=== WORK REQUIRED ===
Can you transcribe every entry word for word, skipping the images?

________

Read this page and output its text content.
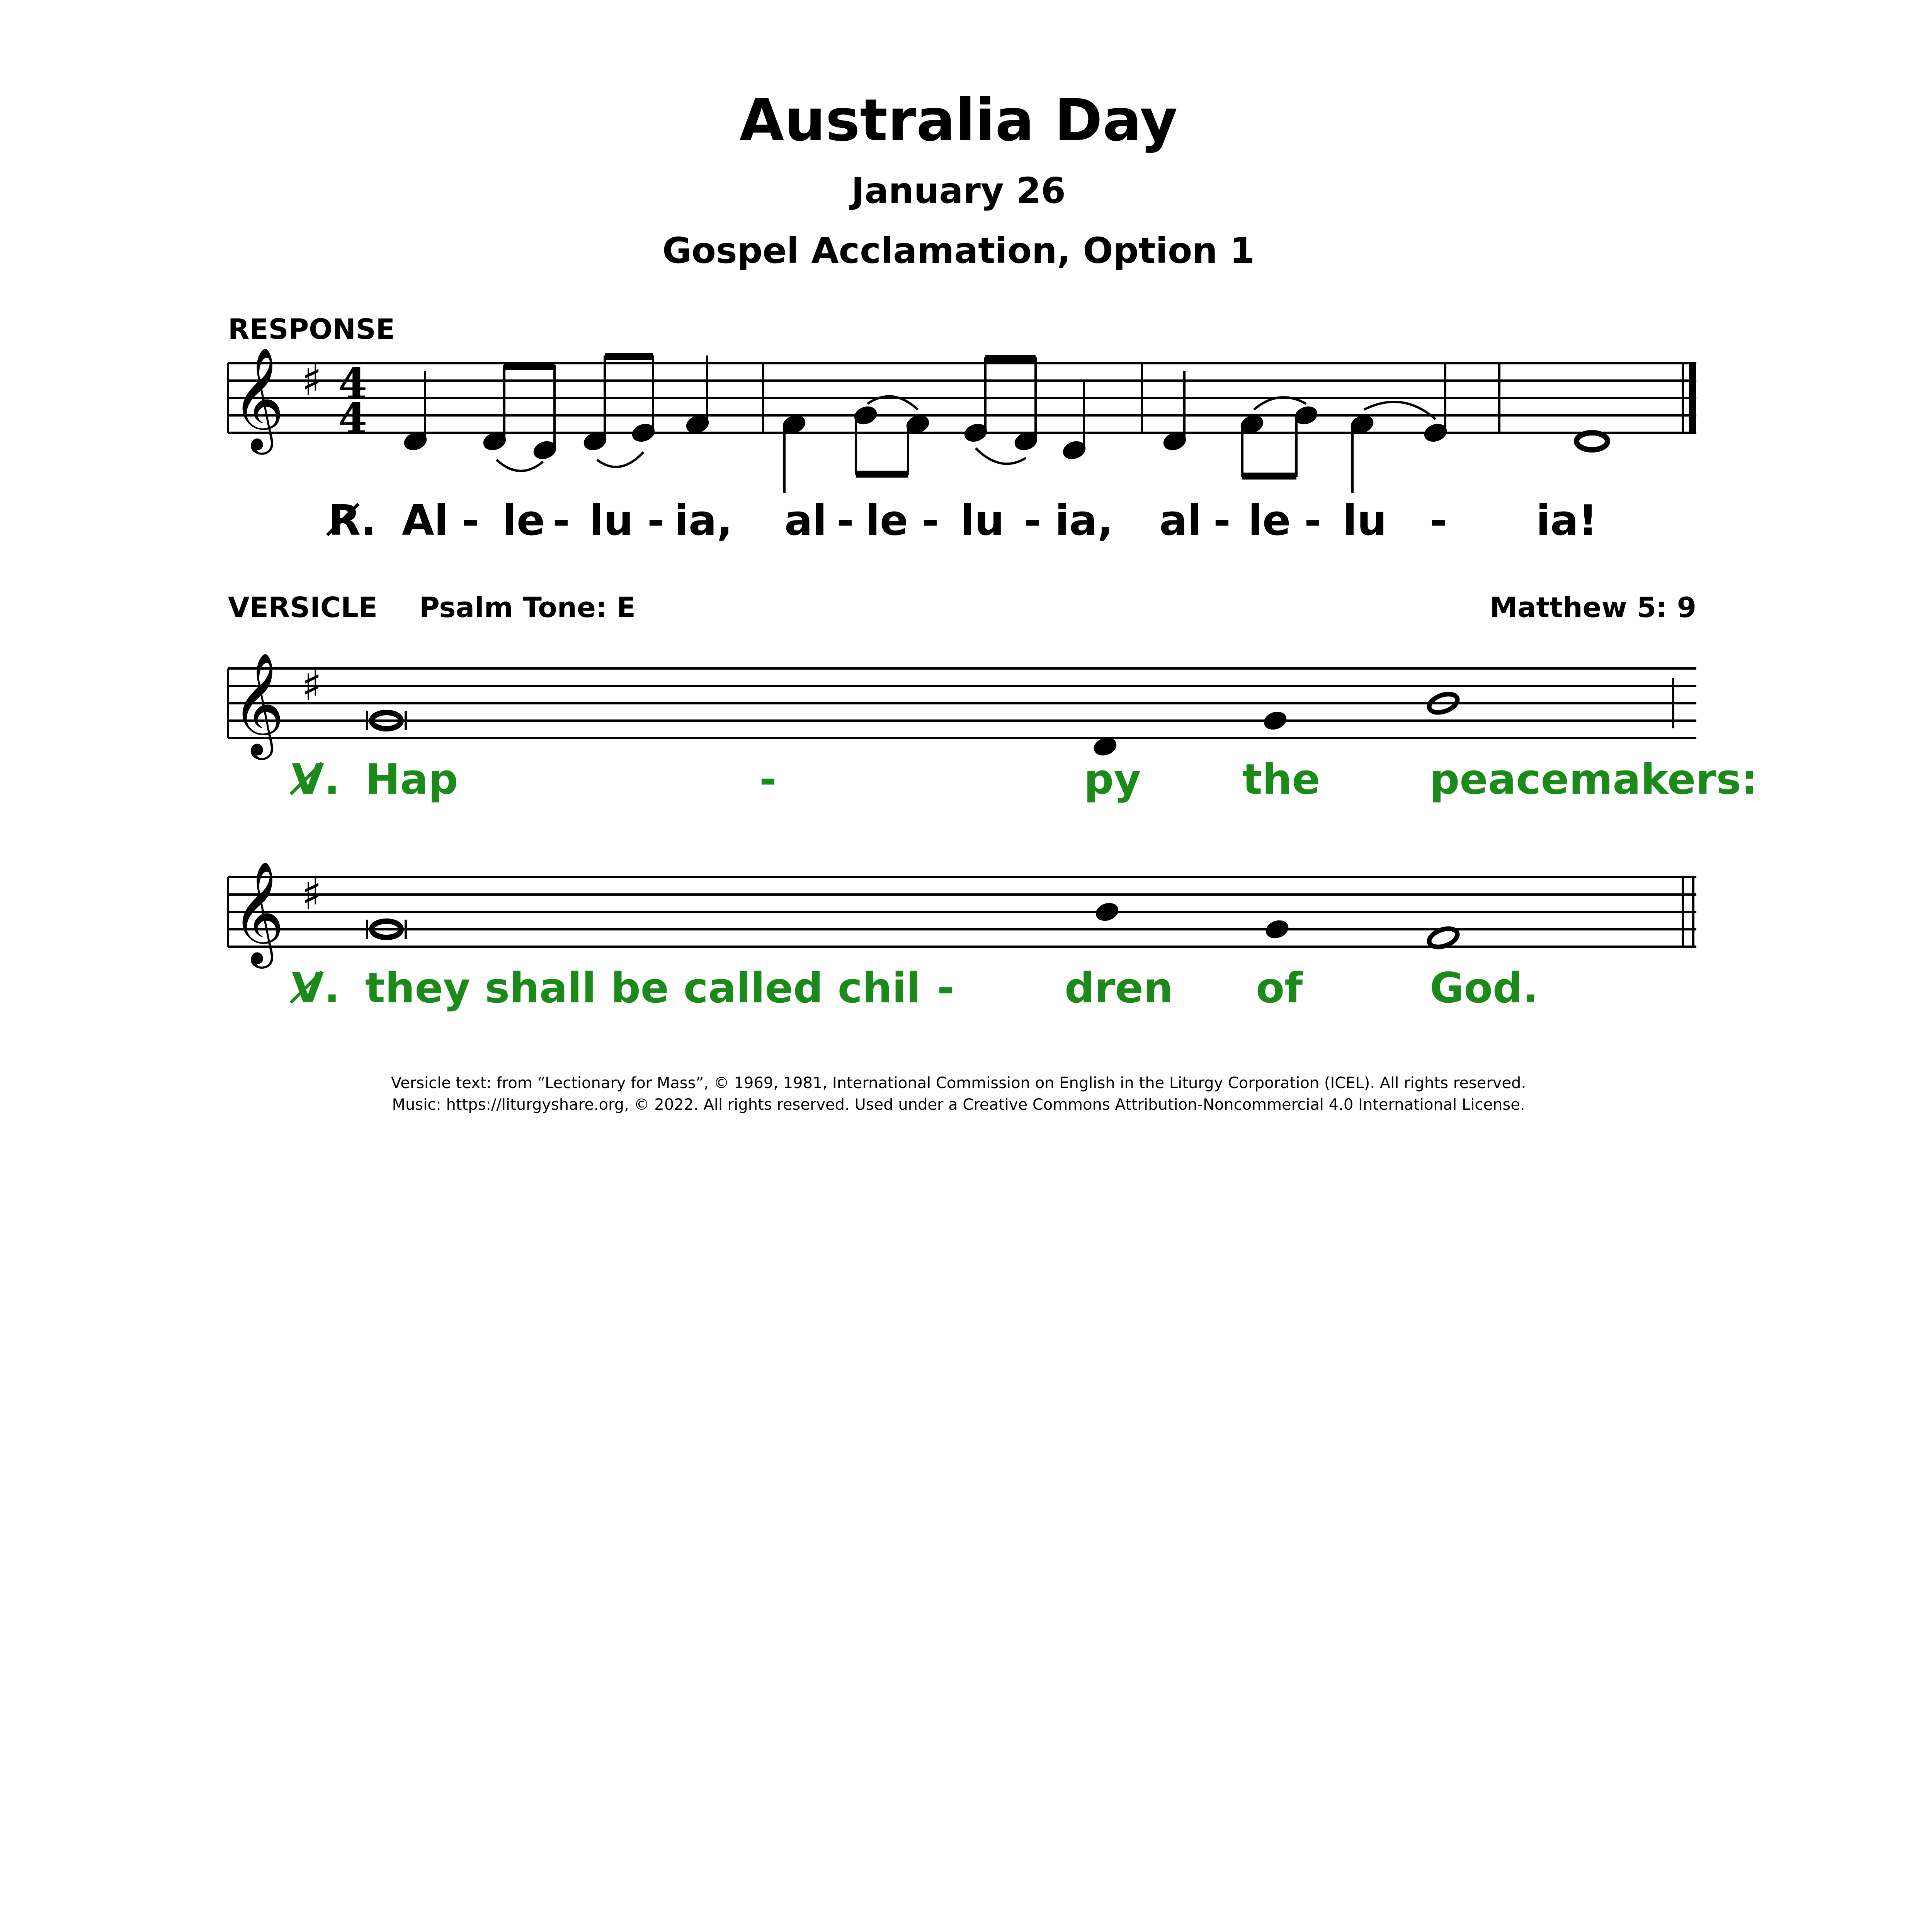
Australia Day
January 26
Gospel Acclamation, Option 1
RESPONSE
VERSICLE Psalm Tone: E	Matthew 5: 9
𝄞 ♯ 4
4
𝄞 ♯
𝄞 ♯
R̸. Al - le - lu - ia, al - le - lu - ia, al - le - lu - ia!
V̸. Hap	-	py the	peacemakers:
V̸. they shall be called chil -	dren of	God.
Versicle text: from “Lectionary for Mass”, © 1969, 1981, International Commission on English in the Liturgy Corporation (ICEL). All rights reserved.
Music: https://liturgyshare.org, © 2022. All rights reserved. Used under a Creative Commons Attribution-Noncommercial 4.0 International License.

________

=== RESPONSE TO THE TASK ===
Read this page and output its text content.
Australia Day
January 26
Gospel Acclamation, Option 1
RESPONSE
VERSICLE Psalm Tone: E	Matthew 5: 9
𝄞 ♯ 4
4
𝄞 ♯
𝄞 ♯
R̸. Al - le - lu - ia, al - le - lu - ia, al - le - lu - ia!
V̸. Hap	-	py the	peacemakers:
V̸. they shall be called chil -	dren of	God.
Versicle text: from “Lectionary for Mass”, © 1969, 1981, International Commission on English in the Liturgy Corporation (ICEL). All rights reserved.
Music: https://liturgyshare.org, © 2022. All rights reserved. Used under a Creative Commons Attribution-Noncommercial 4.0 International License.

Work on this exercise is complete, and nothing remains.